## DATA FOR THIS EXERCISE
——————
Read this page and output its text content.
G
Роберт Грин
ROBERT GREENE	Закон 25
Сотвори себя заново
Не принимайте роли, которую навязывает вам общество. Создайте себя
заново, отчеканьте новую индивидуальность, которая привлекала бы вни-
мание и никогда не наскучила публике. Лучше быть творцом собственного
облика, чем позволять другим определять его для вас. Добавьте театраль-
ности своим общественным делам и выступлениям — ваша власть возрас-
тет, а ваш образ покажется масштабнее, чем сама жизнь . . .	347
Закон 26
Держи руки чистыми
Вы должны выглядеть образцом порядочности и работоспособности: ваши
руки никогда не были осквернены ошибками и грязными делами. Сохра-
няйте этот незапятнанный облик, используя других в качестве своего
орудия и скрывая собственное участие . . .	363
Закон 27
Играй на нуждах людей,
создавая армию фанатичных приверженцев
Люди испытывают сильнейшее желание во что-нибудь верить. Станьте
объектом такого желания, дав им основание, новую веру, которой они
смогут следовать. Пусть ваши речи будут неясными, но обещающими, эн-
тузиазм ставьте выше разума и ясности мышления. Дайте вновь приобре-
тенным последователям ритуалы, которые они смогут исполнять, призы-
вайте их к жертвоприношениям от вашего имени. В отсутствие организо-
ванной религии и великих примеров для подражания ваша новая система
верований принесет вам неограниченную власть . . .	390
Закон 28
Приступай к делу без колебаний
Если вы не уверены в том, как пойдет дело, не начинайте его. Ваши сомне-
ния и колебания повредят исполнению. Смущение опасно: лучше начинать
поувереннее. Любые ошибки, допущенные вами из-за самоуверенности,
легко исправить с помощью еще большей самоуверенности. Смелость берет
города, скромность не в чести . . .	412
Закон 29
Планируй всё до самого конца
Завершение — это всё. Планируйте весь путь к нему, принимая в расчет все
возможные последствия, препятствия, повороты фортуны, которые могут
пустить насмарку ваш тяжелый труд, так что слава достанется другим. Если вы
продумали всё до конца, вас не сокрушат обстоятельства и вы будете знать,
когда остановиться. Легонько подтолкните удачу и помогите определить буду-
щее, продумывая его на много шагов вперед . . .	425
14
——————
## WHAT YOU ARE ASKED TO DO
Extract every line of the records above that contains the word "Если".

## EXERCISE ANSWER
Если вы не уверены в том, как пойдет дело, не начинайте его. Ваши сомне-
пустить насмарку ваш тяжелый труд, так что слава достанется другим. Если вы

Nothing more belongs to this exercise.